===== Dataset =====
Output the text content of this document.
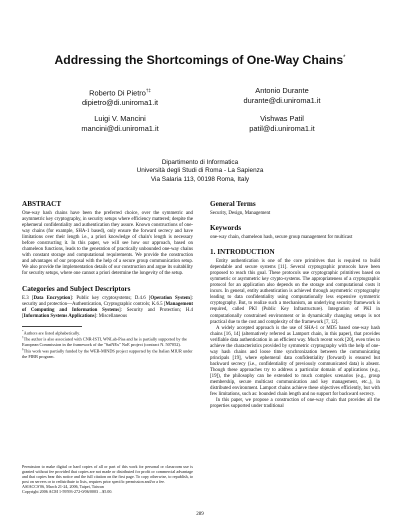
Addressing the Shortcomings of One-Way Chains*
Roberto Di Pietro†‡
dipietro@di.uniroma1.it
Antonio Durante
durante@di.uniroma1.it
Luigi V. Mancini
mancini@di.uniroma1.it
Vishwas Patil
patil@di.uniroma1.it
Dipartimento di Informatica
Università degli Studi di Roma - La Sapienza
Via Salaria 113, 00198 Roma, Italy
ABSTRACT
One-way hash chains have been the preferred choice, over the symmetric and asymmetric key cryptography, in security setups where efficiency mattered; despite the ephemeral confidentiality and authentication they assure. Known constructions of one-way chains (for example, SHA-1 based), only ensure the forward secrecy and have limitations over their length i.e., a priori knowledge of chain's length is necessary before constructing it. In this paper, we will see how our approach, based on chameleon functions, leads to the generation of practically unbounded one-way chains with constant storage and computational requirements. We provide the construction and advantages of our proposal with the help of a secure group communication setup. We also provide the implementation details of our construction and argue its suitability for security setups, where one cannot a priori determine the longevity of the setup.
Categories and Subject Descriptors
E.3 [Data Encryption]: Public key cryptosystems; D.4.6 [Operation System]: security and protection—Authentication, Cryptographic controls; K.6.5 [Management of Computing and Information Systems]: Security and Protection; H.4 [Information Systems Applications]: Miscellaneous
*Authors are listed alphabetically.
†The author is also associated with CNR-ISTI, WNLab-Pisa and he is partially supported by the European Commission in the framework of the "SatNEx" NoE project (contract N. 507052).
‡This work was partially funded by the WEB-MINDS project supported by the Italian MIUR under the FIRB program.
Permission to make digital or hard copies of all or part of this work for personal or classroom use is granted without fee provided that copies are not made or distributed for profit or commercial advantage and that copies bear this notice and the full citation on the first page. To copy otherwise, to republish, to post on servers or to redistribute to lists, requires prior specific permission and/or a fee.
ASIACCS'06, March 21-24, 2006, Taipei, Taiwan
Copyright 2006 ACM 1-59593-272-0/06/0003 ...$5.00.
General Terms
Security, Design, Management
Keywords
one-way chain, chameleon hash, secure group management for multicast
1. INTRODUCTION
Entity authentication is one of the core primitives that is required to build dependable and secure systems [11]. Several cryptographic protocols have been proposed to reach this goal. These protocols use cryptographic primitives based on symmetric or asymmetric key crypto-systems. The appropriateness of a cryptographic protocol for an application also depends on the storage and computational costs it incurs. In general, entity authentication is achieved through asymmetric cryptography leading to data confidentiality using computationally less expensive symmetric cryptography. But, to realize such a mechanism, an underlying security framework is required, called PKI (Public Key Infrastructure). Integration of PKI in computationally constrained environment or in dynamically changing setups is not practical due to the cost and complexity of the framework [7, 12].
A widely accepted approach is the use of SHA-1 or MD5 based one-way hash chains [16, 14] (alternatively referred as Lamport chain, in this paper), that provides verifiable data authentication in an efficient way. Much recent work [20], even tries to achieve the characteristics provided by symmetric cryptography with the help of one-way hash chains and loose time synchronization between the communicating principals [19], where ephemeral data confidentiality (forward) is ensured but backward secrecy (i.e., confidentiality of previously communicated data) is absent. Though these approaches try to address a particular domain of applications (e.g., [19]), the philosophy can be extended to much complex scenarios (e.g., group membership, secure multicast communication and key management, etc.,), in distributed environment. Lamport chains achieve these objectives efficiently, but with few limitations, such as: bounded chain length and no support for backward secrecy.
In this paper, we propose a construction of one-way chain that provides all the properties supported under traditional
289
=====
(To be done): Copy each line in full and exactly, omitting any picture.

(Task response):
Output the text content of this document.
Addressing the Shortcomings of One-Way Chains*
Roberto Di Pietro†‡
dipietro@di.uniroma1.it
Antonio Durante
durante@di.uniroma1.it
Luigi V. Mancini
mancini@di.uniroma1.it
Vishwas Patil
patil@di.uniroma1.it
Dipartimento di Informatica
Università degli Studi di Roma - La Sapienza
Via Salaria 113, 00198 Roma, Italy
ABSTRACT
One-way hash chains have been the preferred choice, over the symmetric and asymmetric key cryptography, in security setups where efficiency mattered; despite the ephemeral confidentiality and authentication they assure. Known constructions of one-way chains (for example, SHA-1 based), only ensure the forward secrecy and have limitations over their length i.e., a priori knowledge of chain's length is necessary before constructing it. In this paper, we will see how our approach, based on chameleon functions, leads to the generation of practically unbounded one-way chains with constant storage and computational requirements. We provide the construction and advantages of our proposal with the help of a secure group communication setup. We also provide the implementation details of our construction and argue its suitability for security setups, where one cannot a priori determine the longevity of the setup.
Categories and Subject Descriptors
E.3 [Data Encryption]: Public key cryptosystems; D.4.6 [Operation System]: security and protection—Authentication, Cryptographic controls; K.6.5 [Management of Computing and Information Systems]: Security and Protection; H.4 [Information Systems Applications]: Miscellaneous
*Authors are listed alphabetically.
†The author is also associated with CNR-ISTI, WNLab-Pisa and he is partially supported by the European Commission in the framework of the "SatNEx" NoE project (contract N. 507052).
‡This work was partially funded by the WEB-MINDS project supported by the Italian MIUR under the FIRB program.
Permission to make digital or hard copies of all or part of this work for personal or classroom use is granted without fee provided that copies are not made or distributed for profit or commercial advantage and that copies bear this notice and the full citation on the first page. To copy otherwise, to republish, to post on servers or to redistribute to lists, requires prior specific permission and/or a fee.
ASIACCS'06, March 21-24, 2006, Taipei, Taiwan
Copyright 2006 ACM 1-59593-272-0/06/0003 ...$5.00.
General Terms
Security, Design, Management
Keywords
one-way chain, chameleon hash, secure group management for multicast
1. INTRODUCTION
Entity authentication is one of the core primitives that is required to build dependable and secure systems [11]. Several cryptographic protocols have been proposed to reach this goal. These protocols use cryptographic primitives based on symmetric or asymmetric key crypto-systems. The appropriateness of a cryptographic protocol for an application also depends on the storage and computational costs it incurs. In general, entity authentication is achieved through asymmetric cryptography leading to data confidentiality using computationally less expensive symmetric cryptography. But, to realize such a mechanism, an underlying security framework is required, called PKI (Public Key Infrastructure). Integration of PKI in computationally constrained environment or in dynamically changing setups is not practical due to the cost and complexity of the framework [7, 12].
A widely accepted approach is the use of SHA-1 or MD5 based one-way hash chains [16, 14] (alternatively referred as Lamport chain, in this paper), that provides verifiable data authentication in an efficient way. Much recent work [20], even tries to achieve the characteristics provided by symmetric cryptography with the help of one-way hash chains and loose time synchronization between the communicating principals [19], where ephemeral data confidentiality (forward) is ensured but backward secrecy (i.e., confidentiality of previously communicated data) is absent. Though these approaches try to address a particular domain of applications (e.g., [19]), the philosophy can be extended to much complex scenarios (e.g., group membership, secure multicast communication and key management, etc.,), in distributed environment. Lamport chains achieve these objectives efficiently, but with few limitations, such as: bounded chain length and no support for backward secrecy.
In this paper, we propose a construction of one-way chain that provides all the properties supported under traditional
289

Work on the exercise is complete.